Work to complete: Keep the images out and copy every entry below exactly.

Data records:
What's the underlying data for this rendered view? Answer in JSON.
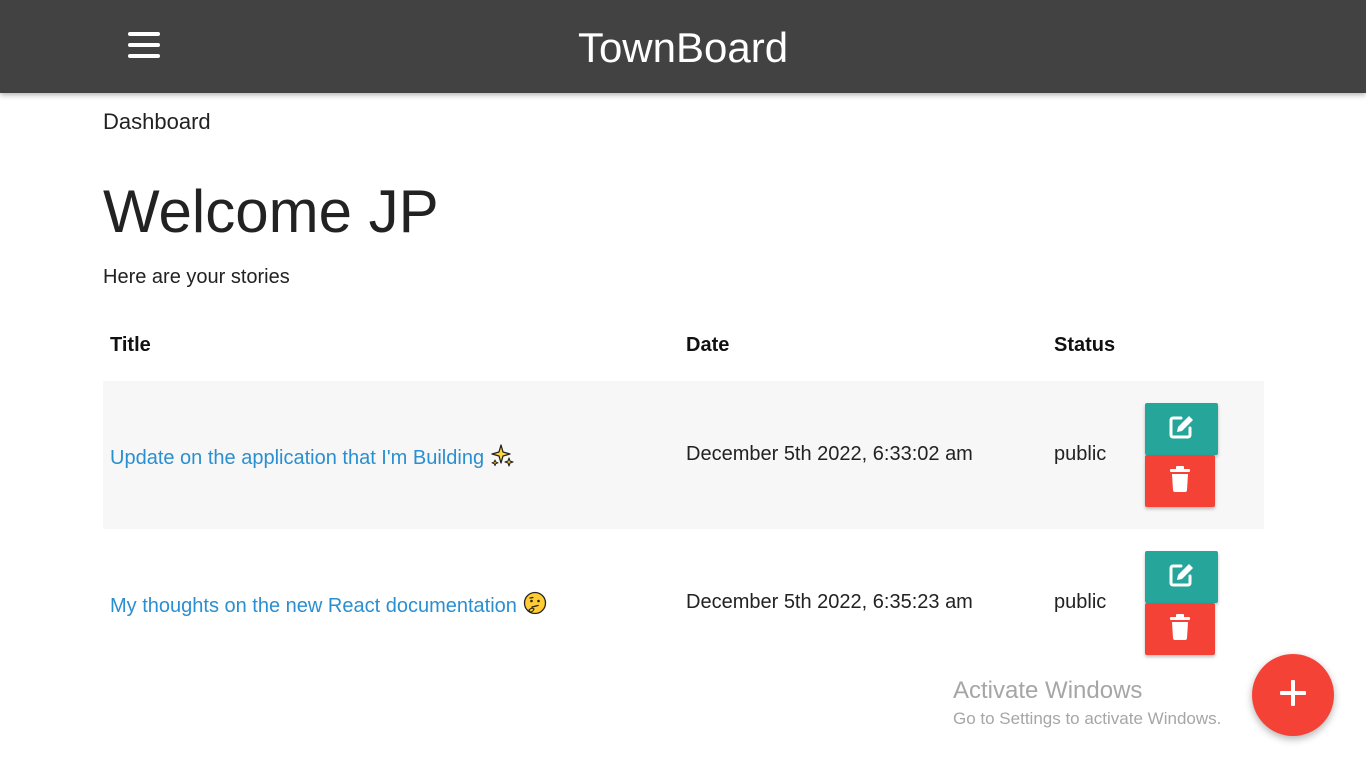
{
  "navbar": {
    "brand": "TownBoard",
    "menu_icon": "hamburger-menu-icon"
  },
  "page": {
    "breadcrumb": "Dashboard",
    "welcome": "Welcome JP",
    "subtitle": "Here are your stories"
  },
  "table": {
    "headers": {
      "title": "Title",
      "date": "Date",
      "status": "Status"
    },
    "rows": [
      {
        "title": "Update on the application that I'm Building",
        "emoji": "sparkles-icon",
        "date": "December 5th 2022, 6:33:02 am",
        "status": "public"
      },
      {
        "title": "My thoughts on the new React documentation",
        "emoji": "thinking-face-icon",
        "date": "December 5th 2022, 6:35:23 am",
        "status": "public"
      }
    ]
  },
  "actions": {
    "edit_icon": "edit-icon",
    "delete_icon": "trash-icon",
    "add_icon": "plus-icon"
  },
  "colors": {
    "navbar": "#424242",
    "link": "#2a8fd0",
    "edit": "#26a69a",
    "delete": "#f44336",
    "fab": "#f44336"
  },
  "watermark": {
    "title": "Activate Windows",
    "subtitle": "Go to Settings to activate Windows."
  }
}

Correct output:
What's the underlying data for this rendered view? Answer in JSON.
{
  "navbar": {
    "brand": "TownBoard",
    "menu_icon": "hamburger-menu-icon"
  },
  "page": {
    "breadcrumb": "Dashboard",
    "welcome": "Welcome JP",
    "subtitle": "Here are your stories"
  },
  "table": {
    "headers": {
      "title": "Title",
      "date": "Date",
      "status": "Status"
    },
    "rows": [
      {
        "title": "Update on the application that I'm Building",
        "emoji": "sparkles-icon",
        "date": "December 5th 2022, 6:33:02 am",
        "status": "public"
      },
      {
        "title": "My thoughts on the new React documentation",
        "emoji": "thinking-face-icon",
        "date": "December 5th 2022, 6:35:23 am",
        "status": "public"
      }
    ]
  },
  "actions": {
    "edit_icon": "edit-icon",
    "delete_icon": "trash-icon",
    "add_icon": "plus-icon"
  },
  "colors": {
    "navbar": "#424242",
    "link": "#2a8fd0",
    "edit": "#26a69a",
    "delete": "#f44336",
    "fab": "#f44336"
  },
  "watermark": {
    "title": "Activate Windows",
    "subtitle": "Go to Settings to activate Windows."
  }
}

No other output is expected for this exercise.